[[ Material for this exercise open ]]
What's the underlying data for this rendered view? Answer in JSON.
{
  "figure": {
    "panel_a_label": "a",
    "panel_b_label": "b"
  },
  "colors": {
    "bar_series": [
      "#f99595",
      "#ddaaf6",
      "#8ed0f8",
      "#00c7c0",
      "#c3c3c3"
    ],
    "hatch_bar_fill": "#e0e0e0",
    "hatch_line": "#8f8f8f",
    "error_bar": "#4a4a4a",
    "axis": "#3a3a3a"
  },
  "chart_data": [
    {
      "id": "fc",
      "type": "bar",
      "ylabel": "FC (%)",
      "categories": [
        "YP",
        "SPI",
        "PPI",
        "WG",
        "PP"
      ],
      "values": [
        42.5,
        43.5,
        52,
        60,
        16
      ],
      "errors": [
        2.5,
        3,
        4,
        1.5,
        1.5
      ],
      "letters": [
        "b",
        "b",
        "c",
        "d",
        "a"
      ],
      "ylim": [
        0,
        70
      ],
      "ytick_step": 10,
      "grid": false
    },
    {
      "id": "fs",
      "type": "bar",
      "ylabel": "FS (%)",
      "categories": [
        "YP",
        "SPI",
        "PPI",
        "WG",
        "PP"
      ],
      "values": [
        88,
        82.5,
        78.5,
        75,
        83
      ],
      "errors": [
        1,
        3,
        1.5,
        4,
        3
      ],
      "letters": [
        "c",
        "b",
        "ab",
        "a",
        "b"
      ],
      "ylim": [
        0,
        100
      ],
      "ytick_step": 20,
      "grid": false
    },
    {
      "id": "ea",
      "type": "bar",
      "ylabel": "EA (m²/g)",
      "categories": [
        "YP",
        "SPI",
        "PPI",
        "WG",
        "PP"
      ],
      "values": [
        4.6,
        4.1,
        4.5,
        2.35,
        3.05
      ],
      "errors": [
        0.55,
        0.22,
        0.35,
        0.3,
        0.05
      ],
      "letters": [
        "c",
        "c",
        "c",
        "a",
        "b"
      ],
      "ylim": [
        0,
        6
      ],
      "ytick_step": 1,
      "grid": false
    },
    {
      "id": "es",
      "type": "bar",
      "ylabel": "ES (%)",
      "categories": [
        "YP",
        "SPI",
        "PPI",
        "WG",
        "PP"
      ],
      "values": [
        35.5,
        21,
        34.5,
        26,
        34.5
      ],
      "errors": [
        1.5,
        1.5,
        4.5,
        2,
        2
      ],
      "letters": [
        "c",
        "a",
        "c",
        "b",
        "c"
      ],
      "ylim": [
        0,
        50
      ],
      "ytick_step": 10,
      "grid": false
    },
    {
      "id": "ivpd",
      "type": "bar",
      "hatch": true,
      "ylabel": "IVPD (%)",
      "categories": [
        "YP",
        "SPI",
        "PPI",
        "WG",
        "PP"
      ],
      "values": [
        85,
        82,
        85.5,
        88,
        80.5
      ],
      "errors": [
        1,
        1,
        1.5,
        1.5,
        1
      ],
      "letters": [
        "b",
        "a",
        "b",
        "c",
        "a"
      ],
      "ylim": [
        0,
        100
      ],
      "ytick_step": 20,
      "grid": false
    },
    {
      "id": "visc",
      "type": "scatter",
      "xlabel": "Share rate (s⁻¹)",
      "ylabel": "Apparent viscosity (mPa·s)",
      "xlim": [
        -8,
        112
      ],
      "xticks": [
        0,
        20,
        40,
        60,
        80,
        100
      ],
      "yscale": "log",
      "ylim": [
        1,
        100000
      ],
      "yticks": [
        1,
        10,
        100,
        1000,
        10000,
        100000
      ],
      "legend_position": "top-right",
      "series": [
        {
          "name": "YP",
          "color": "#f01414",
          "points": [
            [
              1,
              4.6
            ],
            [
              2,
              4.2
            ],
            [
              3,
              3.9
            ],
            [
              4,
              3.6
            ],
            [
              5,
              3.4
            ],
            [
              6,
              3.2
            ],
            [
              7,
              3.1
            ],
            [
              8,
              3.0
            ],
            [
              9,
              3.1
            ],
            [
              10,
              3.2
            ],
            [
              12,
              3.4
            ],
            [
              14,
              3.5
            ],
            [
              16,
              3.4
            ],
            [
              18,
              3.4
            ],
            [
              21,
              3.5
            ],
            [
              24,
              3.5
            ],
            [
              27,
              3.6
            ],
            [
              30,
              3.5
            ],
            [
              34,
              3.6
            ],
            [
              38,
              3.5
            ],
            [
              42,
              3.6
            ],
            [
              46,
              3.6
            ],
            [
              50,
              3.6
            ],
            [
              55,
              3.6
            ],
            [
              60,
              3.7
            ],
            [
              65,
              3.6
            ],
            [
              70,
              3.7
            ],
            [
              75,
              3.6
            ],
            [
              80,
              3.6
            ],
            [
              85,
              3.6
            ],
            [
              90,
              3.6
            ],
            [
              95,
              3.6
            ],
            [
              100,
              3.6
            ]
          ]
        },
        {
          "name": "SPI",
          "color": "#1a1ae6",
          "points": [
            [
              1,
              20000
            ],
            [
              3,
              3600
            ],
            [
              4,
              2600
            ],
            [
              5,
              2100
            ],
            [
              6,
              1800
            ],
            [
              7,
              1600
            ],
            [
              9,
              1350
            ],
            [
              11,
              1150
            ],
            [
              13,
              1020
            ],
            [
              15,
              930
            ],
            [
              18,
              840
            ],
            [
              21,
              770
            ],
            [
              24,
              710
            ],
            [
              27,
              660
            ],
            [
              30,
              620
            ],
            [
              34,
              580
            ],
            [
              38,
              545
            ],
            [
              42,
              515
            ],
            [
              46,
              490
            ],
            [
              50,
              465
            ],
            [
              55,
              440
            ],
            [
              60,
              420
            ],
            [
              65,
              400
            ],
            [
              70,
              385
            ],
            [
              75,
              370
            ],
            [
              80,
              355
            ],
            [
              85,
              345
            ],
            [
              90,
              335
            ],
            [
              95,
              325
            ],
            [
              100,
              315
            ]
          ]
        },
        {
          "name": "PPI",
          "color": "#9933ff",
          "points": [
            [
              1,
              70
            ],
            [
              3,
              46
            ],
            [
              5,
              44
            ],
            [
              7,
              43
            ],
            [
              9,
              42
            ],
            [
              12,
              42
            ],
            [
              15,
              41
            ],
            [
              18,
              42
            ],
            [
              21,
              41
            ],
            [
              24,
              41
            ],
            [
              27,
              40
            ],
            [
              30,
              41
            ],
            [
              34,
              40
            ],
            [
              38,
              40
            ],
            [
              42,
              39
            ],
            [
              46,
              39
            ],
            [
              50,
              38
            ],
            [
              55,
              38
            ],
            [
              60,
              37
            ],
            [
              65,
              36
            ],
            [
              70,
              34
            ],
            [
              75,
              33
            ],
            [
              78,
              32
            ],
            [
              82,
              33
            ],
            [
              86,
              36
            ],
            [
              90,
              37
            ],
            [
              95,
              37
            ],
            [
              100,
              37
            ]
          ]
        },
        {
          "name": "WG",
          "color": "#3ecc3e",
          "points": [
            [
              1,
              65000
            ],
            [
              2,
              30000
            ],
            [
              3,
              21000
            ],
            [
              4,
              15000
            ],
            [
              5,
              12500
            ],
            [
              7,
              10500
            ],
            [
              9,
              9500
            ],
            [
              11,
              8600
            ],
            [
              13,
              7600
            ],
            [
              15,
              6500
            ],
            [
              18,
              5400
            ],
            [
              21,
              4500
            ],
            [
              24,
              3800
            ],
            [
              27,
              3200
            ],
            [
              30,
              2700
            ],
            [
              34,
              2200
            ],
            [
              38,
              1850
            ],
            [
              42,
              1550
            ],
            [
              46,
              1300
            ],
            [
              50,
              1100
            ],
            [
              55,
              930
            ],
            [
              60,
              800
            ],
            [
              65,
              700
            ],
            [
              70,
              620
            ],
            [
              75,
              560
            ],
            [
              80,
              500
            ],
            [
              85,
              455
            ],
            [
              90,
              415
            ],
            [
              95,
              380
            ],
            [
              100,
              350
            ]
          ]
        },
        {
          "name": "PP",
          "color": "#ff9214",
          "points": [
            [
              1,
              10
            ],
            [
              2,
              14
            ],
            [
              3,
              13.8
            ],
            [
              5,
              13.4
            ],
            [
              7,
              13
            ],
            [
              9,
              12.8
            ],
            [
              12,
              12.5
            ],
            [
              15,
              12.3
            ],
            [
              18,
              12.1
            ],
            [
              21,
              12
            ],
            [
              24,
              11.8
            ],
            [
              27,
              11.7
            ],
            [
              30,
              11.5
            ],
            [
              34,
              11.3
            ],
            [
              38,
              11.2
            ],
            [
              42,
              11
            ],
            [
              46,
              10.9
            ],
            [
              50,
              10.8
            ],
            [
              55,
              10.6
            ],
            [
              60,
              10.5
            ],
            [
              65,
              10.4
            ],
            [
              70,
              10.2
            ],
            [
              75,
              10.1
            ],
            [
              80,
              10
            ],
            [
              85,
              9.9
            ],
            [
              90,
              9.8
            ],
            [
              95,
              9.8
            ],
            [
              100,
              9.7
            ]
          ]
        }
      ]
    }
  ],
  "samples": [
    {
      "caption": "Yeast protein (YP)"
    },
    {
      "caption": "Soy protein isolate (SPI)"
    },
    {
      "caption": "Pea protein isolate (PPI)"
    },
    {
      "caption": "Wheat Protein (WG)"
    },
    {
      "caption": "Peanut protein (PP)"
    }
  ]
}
[[ Material for this exercise closed ]]
*Required work*
When the word "name" shows up in a line of the material, count that line; report only the final number.

*Task result*
5